— BEGIN —

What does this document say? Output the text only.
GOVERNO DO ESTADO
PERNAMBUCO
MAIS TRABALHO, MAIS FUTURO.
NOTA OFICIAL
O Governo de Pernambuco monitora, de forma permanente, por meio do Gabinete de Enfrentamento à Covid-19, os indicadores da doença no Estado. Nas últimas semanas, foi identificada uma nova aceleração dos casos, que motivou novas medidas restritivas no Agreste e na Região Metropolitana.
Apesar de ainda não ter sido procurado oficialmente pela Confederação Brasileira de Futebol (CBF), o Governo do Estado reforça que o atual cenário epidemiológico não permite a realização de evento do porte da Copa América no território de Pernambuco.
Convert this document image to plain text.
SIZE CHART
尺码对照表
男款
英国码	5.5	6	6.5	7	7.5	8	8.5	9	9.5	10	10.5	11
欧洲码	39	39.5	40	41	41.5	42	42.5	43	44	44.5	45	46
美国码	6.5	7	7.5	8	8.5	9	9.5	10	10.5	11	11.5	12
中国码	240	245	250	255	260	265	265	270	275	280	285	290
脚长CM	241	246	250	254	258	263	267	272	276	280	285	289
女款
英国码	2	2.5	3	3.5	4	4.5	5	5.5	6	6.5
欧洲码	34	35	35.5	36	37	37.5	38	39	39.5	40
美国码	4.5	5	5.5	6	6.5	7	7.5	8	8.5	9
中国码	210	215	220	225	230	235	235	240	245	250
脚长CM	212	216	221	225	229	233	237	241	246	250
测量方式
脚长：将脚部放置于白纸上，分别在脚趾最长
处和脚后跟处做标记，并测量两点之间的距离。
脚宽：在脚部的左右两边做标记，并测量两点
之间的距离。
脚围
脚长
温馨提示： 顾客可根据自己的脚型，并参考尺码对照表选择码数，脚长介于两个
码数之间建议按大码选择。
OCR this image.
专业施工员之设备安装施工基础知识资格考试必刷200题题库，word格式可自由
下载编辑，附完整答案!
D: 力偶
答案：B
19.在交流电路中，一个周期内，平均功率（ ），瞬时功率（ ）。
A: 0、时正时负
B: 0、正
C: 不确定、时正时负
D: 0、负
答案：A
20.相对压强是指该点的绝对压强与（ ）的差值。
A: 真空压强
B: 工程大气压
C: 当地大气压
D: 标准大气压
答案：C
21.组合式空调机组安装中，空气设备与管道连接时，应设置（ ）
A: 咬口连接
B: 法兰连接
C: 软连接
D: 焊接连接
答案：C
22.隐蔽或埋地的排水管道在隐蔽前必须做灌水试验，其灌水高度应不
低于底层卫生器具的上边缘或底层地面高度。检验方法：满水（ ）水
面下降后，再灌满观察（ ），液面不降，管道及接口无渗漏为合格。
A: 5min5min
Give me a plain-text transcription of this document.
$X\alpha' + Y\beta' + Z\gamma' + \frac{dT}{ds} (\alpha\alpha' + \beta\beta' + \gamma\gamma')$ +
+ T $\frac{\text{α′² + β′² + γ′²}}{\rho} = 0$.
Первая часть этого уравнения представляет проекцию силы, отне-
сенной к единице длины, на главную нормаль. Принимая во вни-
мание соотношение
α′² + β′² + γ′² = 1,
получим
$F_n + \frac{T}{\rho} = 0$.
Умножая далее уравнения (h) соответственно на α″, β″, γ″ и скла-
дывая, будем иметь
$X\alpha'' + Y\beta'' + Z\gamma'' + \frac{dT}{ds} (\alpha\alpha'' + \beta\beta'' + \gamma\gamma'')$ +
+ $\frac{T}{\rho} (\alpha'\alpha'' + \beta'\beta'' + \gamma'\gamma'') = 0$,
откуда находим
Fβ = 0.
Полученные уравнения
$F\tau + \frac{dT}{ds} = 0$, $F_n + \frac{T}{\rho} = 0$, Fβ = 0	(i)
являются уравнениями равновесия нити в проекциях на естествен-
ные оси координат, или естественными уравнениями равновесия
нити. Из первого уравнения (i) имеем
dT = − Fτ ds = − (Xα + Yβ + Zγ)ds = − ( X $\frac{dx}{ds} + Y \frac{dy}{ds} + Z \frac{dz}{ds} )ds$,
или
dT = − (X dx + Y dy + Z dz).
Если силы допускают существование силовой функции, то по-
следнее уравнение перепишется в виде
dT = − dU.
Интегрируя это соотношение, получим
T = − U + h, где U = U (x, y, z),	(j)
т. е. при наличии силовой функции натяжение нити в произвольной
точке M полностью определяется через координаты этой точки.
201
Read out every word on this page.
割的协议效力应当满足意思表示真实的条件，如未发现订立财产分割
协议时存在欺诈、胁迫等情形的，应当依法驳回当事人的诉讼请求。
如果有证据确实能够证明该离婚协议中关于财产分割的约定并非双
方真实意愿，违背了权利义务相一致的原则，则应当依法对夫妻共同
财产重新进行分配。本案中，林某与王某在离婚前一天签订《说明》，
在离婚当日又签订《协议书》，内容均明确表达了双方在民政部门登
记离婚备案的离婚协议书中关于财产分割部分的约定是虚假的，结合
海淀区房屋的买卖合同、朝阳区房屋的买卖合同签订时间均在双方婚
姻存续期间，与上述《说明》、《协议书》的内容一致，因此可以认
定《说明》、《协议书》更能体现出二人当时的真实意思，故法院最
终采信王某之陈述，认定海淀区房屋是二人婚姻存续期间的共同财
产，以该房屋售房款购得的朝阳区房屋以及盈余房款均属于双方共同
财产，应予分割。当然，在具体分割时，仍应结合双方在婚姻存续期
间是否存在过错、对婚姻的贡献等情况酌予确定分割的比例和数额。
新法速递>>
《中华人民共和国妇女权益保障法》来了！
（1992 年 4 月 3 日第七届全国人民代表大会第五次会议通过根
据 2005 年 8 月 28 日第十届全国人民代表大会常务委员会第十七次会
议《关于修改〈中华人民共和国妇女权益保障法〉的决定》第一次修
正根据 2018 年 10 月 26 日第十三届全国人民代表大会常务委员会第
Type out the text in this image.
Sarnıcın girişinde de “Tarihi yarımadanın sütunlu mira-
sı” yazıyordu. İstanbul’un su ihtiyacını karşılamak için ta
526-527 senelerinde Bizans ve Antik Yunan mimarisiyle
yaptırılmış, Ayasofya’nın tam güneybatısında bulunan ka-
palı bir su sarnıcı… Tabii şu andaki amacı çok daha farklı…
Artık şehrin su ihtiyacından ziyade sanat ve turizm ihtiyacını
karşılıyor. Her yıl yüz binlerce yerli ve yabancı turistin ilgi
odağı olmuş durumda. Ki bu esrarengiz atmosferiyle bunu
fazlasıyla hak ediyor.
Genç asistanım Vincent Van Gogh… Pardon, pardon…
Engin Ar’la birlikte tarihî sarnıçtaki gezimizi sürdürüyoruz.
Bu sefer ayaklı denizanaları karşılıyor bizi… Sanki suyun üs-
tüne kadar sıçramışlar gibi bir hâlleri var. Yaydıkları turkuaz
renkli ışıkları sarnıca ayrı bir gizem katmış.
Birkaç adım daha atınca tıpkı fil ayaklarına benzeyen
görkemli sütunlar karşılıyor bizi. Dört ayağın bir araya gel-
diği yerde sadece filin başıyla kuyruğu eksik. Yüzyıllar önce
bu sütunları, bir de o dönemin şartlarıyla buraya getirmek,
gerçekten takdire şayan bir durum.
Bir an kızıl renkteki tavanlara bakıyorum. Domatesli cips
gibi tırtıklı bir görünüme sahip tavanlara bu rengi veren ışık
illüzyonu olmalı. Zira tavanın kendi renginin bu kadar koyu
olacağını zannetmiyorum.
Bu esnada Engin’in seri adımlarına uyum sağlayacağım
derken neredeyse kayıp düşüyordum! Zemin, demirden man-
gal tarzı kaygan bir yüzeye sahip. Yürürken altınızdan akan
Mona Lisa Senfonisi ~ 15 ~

— END —

## Exercise description
Copy out all lines from the material above that contain the string "gamma".

## Exercise response
$X\alpha' + Y\beta' + Z\gamma' + \frac{dT}{ds} (\alpha\alpha' + \beta\beta' + \gamma\gamma')$ +
$X\alpha'' + Y\beta'' + Z\gamma'' + \frac{dT}{ds} (\alpha\alpha'' + \beta\beta'' + \gamma\gamma'')$ +
+ $\frac{T}{\rho} (\alpha'\alpha'' + \beta'\beta'' + \gamma'\gamma'') = 0$,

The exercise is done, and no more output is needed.